Exercise requirements:
- a) In the figure captions on PEA in hypertensive rats, shorten the paragraph that begins "In order to visualize the contribution of EDHF" into a bulleted list that keeps its main facts.
- b) From the figure captions on PEA in hypertensive rats, reproduce the stretch from "Fig 2. Effect" through "#P<0.05 and ###P<0.001 vs SHR." word for word.

Source document:
______________________________
Fig 1. Effect of PEA on EDHF-mediated relaxation on mesenteric arterial bed on stable tone of MTX.

In order to visualize the contribution of EDHF in mesenteric bed, a curve concentration-response to Ach (1–1000 pmoles) in Krebs solution medicated with INDO (10 μM) and L-NAME (100 μM) was performed on MTX stable tone. (A) The EDHF-mediated relaxation resulted significantly reduced in SHR compared with WKY (*P<0.05). The treatment with PEA significantly increased EDHF-mediated relaxation in SHR compared with SHR group (###P<0.001). (B) The increase in perfusion pressure (mmHg) achieved by the adding of INDO (10 μM) plus L-NAME (100 μM) was significantly higher in PEA-treated SHR compared to SHR (##P<0.01). Data are expressed as means ± SEM for 4–5 different animals.

Fig 2. Effect of PEA on CYP2C23 and CYP2J2 protein expression in mesenteric bed and carotid.

Representative Western blots show bands in mesenteric bed (A and B) and carotid (C and D) of SHR and WKY rats. Densitometric evaluations of protein levels were obtained from 5 different animals. Data are expressed as means ± SEM. *P<0.05 and ***P<0.001 vs WKY; #P<0.05 and ###P<0.001 vs SHR.

Fig 3. sEH protein expression in mesenteric bed and carotid and its modulation by PEA treatment.

Immunoblot of sEH and densitometric analysis of protein band from mesenteric bed (A) and carotid (B) of SHR and WKY rats are shown. Serum 14-15DHET (ng/ml) is reported in panel C. Data are expressed as means ± SEM. *P<0.05 and ***P<0.001 vs WKY; #P<0.05, ##P<0.01, and and ###P<0.001 vs SHR.

Fig 4. Effect of PEA on AT1 and ACE protein expression in mesenteric bed and carotid.

Representative Western blots show bands in mesenteric bed (A and B) and carotid (C and D) of SHR and WKY rats. Densitometric evaluations of protein levels were obtained from 5 different animals. Data are expressed as means ± SEM. *P<0.05, **P<0.01 and ***P<0.001 vs WKY; ##P<0.01 and ###P<0.001 vs SHR.

Fig 5. Activation of transcription factors in mesenteric bed and its modulation by PEA treatment.

IκBα (A), pSTAT3/STAT (B), and pERK1/2 (C) immunoblots are shown. Densitometric evaluations of protein levels were obtained from 5 different animals. Data are expressed as means ± SEM. *P<0.05 and **P<0.01 vs WKY; #P<0.05, ##P<0.01 and ###P<0.001 vs SHR.
______________________________
Information provided:
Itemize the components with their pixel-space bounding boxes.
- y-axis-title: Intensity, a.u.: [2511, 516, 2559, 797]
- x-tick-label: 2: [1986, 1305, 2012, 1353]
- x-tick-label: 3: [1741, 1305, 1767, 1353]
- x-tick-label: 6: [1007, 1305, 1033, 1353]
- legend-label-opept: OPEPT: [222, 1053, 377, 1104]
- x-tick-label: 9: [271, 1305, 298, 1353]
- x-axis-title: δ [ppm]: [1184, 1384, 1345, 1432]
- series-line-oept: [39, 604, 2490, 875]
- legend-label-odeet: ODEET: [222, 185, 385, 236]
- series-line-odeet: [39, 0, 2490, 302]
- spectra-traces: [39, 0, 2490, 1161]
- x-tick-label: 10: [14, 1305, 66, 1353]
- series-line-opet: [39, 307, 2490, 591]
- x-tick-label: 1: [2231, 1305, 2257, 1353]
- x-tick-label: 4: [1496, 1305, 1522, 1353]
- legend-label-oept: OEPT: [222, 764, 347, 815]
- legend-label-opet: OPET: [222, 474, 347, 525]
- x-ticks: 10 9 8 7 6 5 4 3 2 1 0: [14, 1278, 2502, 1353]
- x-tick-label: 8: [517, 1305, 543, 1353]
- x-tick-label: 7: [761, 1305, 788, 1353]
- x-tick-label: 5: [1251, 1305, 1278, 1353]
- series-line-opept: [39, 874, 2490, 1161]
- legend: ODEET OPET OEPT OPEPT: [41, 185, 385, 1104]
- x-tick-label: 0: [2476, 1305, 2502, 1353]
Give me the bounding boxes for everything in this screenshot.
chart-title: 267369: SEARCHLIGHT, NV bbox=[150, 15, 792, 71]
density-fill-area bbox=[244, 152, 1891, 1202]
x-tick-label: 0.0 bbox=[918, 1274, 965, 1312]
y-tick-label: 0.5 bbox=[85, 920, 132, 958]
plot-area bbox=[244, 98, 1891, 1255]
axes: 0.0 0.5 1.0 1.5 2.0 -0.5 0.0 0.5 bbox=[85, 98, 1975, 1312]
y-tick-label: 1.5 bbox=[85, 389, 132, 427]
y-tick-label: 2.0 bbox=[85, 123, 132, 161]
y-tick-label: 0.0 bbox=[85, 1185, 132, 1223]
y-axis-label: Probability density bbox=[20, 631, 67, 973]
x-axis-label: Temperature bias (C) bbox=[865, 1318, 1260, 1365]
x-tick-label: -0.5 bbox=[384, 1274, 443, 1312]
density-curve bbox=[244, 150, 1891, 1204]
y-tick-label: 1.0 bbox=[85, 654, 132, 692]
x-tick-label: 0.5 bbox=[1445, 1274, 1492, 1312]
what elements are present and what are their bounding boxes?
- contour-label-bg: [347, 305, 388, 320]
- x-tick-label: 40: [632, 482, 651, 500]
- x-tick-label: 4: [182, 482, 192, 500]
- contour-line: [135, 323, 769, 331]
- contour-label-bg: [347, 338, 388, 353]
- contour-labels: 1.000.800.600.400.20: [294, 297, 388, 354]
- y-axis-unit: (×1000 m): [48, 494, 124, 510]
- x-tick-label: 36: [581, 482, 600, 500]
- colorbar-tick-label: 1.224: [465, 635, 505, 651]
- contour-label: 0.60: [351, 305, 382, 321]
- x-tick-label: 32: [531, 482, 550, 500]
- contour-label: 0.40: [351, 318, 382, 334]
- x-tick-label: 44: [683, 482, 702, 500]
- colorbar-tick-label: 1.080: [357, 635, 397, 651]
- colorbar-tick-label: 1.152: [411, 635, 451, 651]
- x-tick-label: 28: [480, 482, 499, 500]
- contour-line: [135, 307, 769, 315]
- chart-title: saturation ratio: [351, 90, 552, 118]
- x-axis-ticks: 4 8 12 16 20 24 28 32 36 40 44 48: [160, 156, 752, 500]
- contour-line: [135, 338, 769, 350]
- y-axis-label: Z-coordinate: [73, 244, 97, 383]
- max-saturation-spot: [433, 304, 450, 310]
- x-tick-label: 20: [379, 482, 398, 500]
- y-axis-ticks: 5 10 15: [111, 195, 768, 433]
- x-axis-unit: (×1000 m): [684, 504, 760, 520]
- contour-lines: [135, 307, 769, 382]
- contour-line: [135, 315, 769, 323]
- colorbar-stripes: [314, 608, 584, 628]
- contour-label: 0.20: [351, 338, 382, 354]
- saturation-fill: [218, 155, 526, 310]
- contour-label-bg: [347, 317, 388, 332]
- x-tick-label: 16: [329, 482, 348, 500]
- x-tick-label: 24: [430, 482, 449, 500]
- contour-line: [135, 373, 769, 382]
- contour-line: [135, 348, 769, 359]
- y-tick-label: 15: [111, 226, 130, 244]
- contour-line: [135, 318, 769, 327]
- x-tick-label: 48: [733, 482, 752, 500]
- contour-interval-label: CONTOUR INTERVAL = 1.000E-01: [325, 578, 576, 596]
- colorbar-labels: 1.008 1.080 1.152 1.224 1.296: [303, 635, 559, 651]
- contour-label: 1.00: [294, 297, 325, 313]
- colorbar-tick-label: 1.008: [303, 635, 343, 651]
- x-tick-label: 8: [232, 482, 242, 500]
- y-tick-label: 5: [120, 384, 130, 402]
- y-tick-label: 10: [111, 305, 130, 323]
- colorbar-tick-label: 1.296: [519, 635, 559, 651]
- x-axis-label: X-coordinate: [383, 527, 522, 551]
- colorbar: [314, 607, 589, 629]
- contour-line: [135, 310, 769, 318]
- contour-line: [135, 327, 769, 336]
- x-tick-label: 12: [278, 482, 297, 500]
______________________________
Solutions to each task:
- a)
- Method: To show the EDHF contribution in the mesenteric bed, a concentration-response curve to Ach (1–1000 pmoles) was run on MTX stable tone in Krebs solution with INDO (10 μM) and L-NAME (100 μM).
- Panel A: EDHF-mediated relaxation was significantly lower in SHR than in WKY (*P<0.05). PEA treatment significantly increased it compared with the SHR group (###P<0.001).
- Panel B: The rise in perfusion pressure (mmHg) after adding INDO plus L-NAME was significantly higher in PEA-treated SHR than in SHR (##P<0.01).
- Data: Means ± SEM from 4–5 animals.

- b)
Fig 2. Effect of PEA on CYP2C23 and CYP2J2 protein expression in mesenteric bed and carotid.

Representative Western blots show bands in mesenteric bed (A and B) and carotid (C and D) of SHR and WKY rats. Densitometric evaluations of protein levels were obtained from 5 different animals. Data are expressed as means ± SEM. *P<0.05 and ***P<0.001 vs WKY; #P<0.05 and ###P<0.001 vs SHR.